Stated problem
Identify and copy all lines of the material where the string "ffffff" is found.

---------- Dataset extract

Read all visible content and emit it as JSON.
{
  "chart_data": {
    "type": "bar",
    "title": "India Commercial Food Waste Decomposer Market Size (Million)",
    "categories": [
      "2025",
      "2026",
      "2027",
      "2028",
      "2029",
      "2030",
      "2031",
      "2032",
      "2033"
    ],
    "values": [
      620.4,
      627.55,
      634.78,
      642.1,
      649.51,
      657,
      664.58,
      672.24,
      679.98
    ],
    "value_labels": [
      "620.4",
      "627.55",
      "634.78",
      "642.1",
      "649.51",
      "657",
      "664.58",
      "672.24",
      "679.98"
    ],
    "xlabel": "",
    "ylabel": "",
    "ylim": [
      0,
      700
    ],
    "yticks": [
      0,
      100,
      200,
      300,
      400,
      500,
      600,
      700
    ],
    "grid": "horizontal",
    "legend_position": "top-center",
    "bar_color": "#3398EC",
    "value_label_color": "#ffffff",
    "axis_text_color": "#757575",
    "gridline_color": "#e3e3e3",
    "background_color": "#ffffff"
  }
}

--------------------

Solution for this task
    "value_label_color": "#ffffff",
    "background_color": "#ffffff"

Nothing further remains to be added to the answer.